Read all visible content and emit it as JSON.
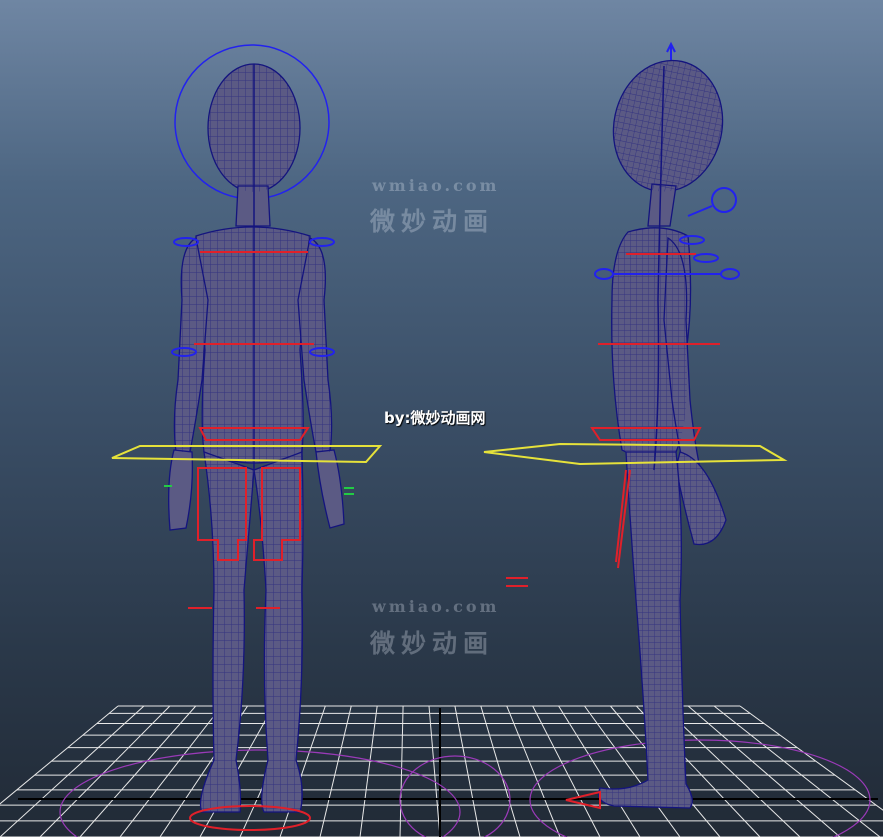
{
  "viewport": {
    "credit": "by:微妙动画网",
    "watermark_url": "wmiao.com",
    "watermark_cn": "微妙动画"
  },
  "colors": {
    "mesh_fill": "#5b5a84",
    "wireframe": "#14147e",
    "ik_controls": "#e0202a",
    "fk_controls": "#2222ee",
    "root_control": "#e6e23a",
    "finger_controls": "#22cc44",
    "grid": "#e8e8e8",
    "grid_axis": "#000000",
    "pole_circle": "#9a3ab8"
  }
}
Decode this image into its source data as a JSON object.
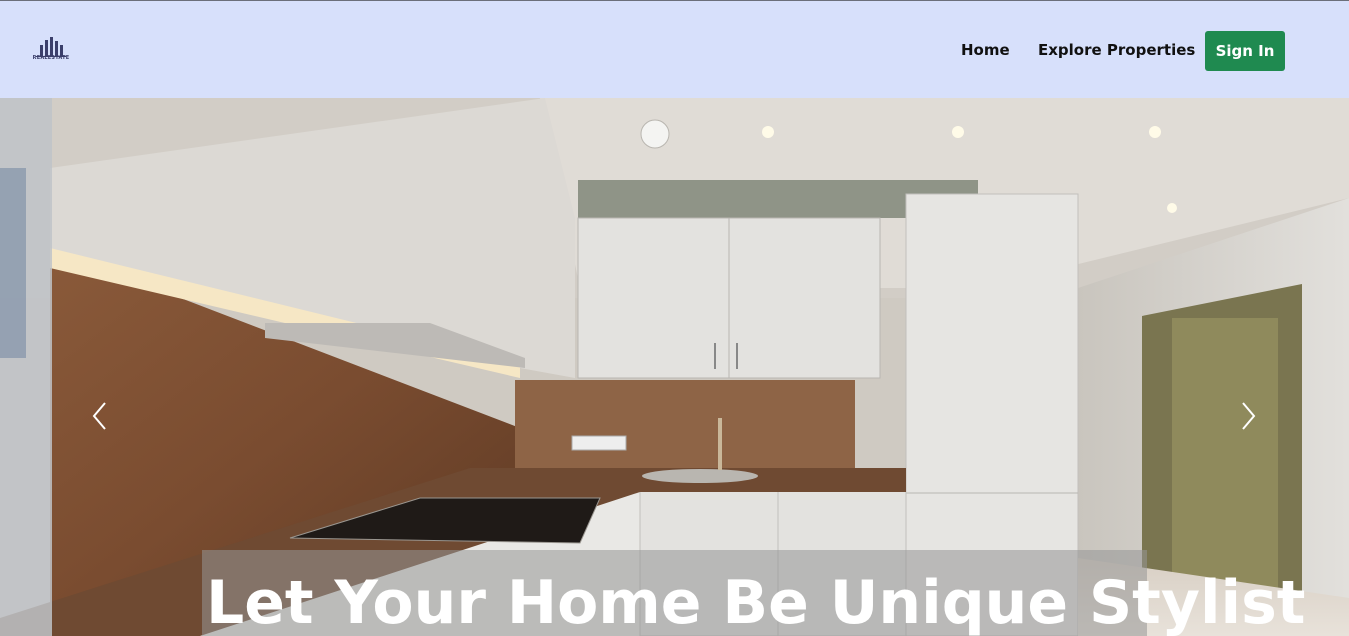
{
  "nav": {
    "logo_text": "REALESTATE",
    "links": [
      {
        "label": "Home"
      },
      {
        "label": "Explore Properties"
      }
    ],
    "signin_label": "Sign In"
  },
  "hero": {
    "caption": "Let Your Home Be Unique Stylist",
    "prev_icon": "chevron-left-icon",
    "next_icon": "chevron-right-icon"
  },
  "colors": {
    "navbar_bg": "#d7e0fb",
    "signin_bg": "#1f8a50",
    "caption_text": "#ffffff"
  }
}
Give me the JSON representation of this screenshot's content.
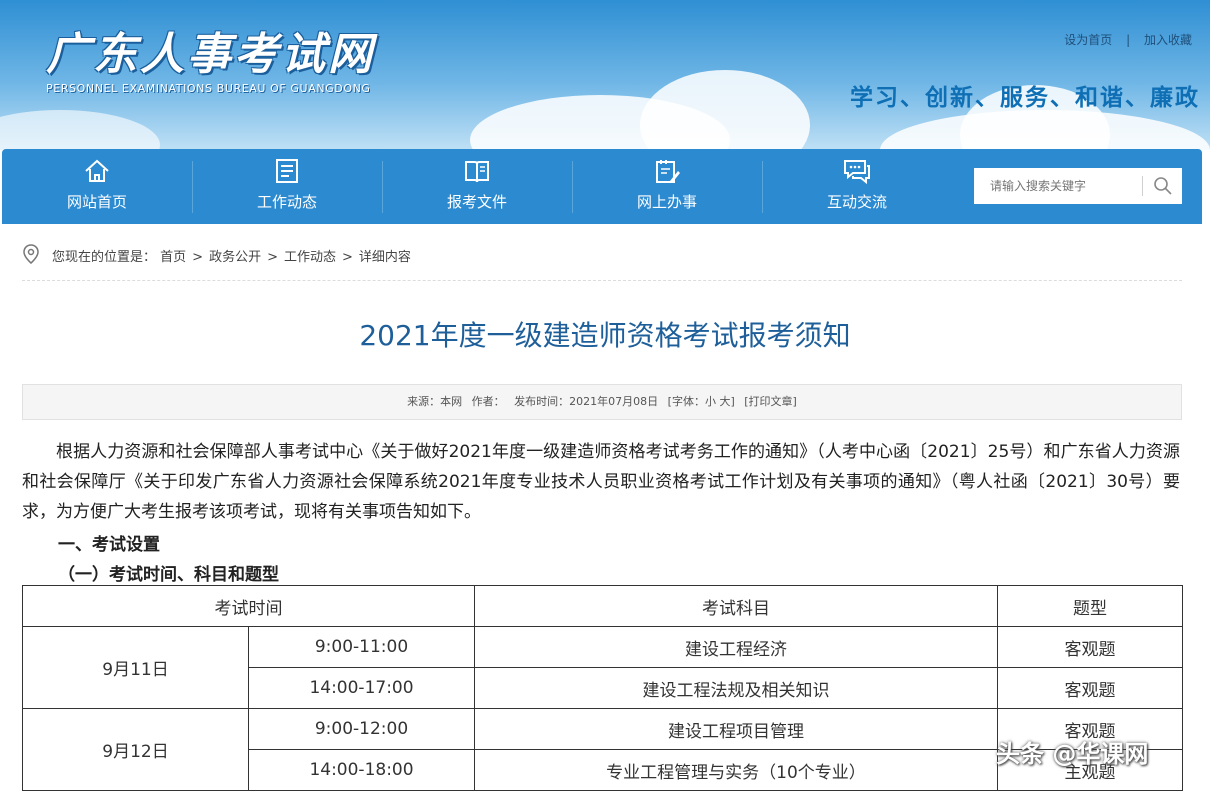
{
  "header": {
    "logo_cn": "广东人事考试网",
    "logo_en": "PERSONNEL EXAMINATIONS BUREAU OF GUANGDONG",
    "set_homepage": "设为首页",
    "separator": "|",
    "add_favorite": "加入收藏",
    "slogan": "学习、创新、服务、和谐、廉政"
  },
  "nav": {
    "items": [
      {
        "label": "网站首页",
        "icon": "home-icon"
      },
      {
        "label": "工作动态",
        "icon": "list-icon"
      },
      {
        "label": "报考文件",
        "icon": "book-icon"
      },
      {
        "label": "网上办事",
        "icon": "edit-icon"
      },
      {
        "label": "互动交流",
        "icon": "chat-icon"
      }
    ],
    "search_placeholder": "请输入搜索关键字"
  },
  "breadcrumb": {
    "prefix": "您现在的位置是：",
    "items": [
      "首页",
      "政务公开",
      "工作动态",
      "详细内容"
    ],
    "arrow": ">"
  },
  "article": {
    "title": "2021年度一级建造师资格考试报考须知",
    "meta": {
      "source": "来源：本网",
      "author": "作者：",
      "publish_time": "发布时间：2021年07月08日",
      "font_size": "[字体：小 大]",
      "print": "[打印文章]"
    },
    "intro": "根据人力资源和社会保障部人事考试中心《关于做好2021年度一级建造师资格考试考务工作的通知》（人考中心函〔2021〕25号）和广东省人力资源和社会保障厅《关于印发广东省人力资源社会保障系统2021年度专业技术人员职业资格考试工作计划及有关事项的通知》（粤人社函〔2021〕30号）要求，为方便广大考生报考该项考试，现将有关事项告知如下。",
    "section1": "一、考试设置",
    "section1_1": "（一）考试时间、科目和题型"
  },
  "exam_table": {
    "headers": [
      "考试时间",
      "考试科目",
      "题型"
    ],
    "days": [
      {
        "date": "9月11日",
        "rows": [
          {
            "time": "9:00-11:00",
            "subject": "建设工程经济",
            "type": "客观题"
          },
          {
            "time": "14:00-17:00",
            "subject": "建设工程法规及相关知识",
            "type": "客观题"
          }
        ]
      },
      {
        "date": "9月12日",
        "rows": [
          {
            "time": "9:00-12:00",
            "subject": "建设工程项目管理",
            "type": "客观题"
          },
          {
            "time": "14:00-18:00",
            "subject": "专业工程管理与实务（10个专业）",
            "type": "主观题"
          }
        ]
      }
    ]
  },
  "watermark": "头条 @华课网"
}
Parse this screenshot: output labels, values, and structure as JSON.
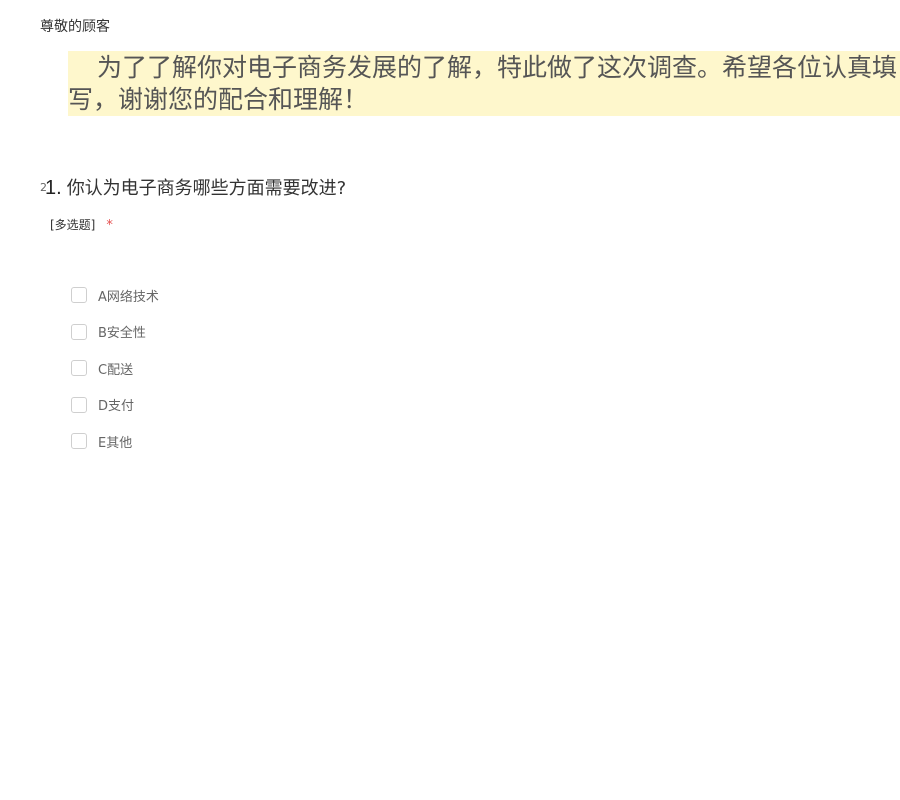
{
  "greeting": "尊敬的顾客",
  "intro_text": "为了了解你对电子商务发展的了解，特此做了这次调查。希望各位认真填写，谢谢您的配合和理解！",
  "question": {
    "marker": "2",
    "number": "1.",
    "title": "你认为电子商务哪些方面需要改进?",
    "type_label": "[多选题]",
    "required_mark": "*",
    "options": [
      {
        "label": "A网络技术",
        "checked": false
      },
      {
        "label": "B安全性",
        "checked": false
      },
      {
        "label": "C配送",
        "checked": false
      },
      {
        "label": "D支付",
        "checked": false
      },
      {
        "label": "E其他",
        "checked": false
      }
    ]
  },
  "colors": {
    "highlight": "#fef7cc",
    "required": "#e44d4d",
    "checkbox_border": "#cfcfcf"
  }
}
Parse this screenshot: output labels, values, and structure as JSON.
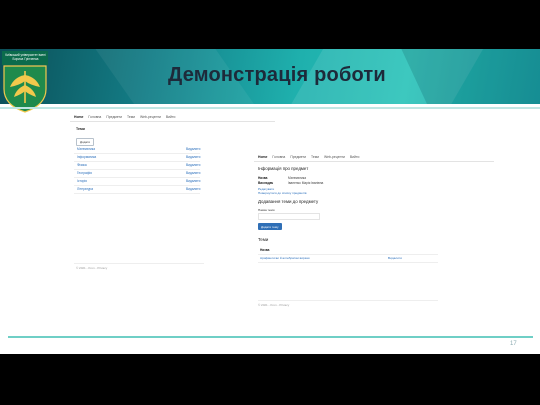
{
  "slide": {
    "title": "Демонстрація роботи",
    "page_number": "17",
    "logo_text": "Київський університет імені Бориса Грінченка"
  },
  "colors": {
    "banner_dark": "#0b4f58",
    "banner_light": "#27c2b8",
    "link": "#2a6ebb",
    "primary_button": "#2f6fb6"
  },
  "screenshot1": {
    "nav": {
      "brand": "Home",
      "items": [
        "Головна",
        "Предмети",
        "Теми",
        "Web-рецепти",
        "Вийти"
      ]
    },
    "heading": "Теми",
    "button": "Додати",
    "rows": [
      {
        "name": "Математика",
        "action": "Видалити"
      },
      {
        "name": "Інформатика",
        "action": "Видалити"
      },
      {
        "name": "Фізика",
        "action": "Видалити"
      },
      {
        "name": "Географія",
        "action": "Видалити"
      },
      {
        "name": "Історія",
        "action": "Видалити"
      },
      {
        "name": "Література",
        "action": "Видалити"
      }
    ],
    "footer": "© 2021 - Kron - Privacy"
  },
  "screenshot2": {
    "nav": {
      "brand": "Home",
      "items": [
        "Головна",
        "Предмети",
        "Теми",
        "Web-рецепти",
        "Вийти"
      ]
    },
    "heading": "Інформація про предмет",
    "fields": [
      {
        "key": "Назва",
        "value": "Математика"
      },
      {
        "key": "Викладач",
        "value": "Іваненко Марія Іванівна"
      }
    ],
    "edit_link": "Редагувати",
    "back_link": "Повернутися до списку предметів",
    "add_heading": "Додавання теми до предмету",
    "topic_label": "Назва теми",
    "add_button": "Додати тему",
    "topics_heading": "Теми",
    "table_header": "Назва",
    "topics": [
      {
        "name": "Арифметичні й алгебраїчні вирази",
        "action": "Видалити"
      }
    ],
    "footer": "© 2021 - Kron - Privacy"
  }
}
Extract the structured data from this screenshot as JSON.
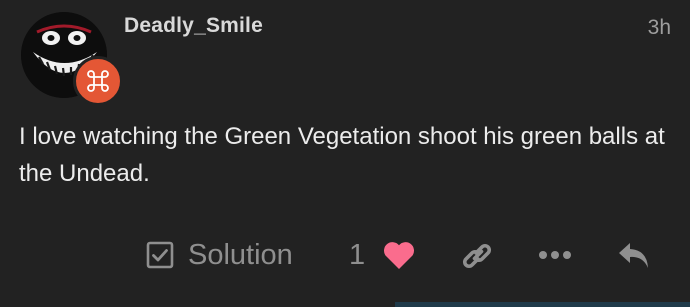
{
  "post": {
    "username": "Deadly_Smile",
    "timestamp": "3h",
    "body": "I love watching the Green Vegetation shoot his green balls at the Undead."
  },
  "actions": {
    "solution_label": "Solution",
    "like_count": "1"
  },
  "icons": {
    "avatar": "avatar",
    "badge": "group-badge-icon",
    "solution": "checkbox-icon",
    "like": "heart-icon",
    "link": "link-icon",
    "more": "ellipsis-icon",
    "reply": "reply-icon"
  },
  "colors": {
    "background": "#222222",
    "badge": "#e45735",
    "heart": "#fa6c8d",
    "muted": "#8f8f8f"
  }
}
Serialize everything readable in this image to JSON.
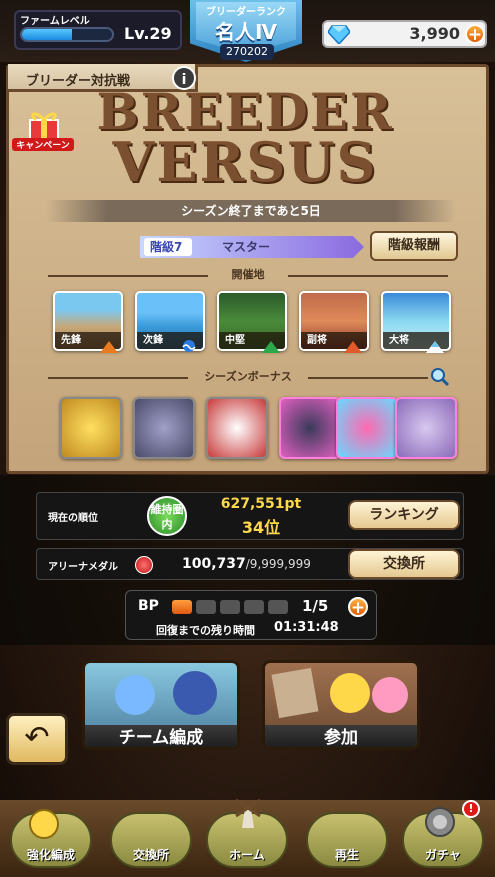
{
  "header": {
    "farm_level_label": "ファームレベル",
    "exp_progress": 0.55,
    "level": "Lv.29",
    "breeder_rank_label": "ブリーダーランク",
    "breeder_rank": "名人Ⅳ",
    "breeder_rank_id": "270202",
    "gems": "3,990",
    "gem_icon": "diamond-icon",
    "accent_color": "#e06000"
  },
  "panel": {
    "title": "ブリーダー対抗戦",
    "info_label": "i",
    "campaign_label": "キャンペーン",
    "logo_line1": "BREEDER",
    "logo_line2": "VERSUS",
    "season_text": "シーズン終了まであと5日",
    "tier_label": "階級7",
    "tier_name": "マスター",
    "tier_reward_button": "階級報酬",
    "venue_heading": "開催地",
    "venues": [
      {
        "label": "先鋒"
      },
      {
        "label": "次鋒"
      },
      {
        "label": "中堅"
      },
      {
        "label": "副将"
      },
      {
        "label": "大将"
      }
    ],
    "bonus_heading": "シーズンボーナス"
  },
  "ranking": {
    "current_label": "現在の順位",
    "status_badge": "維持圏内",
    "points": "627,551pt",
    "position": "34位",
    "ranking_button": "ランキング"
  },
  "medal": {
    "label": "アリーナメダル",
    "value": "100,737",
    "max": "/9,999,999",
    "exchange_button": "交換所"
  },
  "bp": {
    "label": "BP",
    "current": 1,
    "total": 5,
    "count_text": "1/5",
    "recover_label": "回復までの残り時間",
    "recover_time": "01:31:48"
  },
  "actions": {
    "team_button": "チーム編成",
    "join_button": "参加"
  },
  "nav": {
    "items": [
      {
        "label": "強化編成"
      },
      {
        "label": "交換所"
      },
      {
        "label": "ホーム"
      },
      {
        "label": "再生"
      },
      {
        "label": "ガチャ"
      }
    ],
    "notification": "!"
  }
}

+++++

# GIVEN TASK:
Copy in full each line that holds the word "chevron".

# FINAL ANSWER:
    "prev_icon": "chevron-left-icon",
    "next_icon": "chevron-right-icon"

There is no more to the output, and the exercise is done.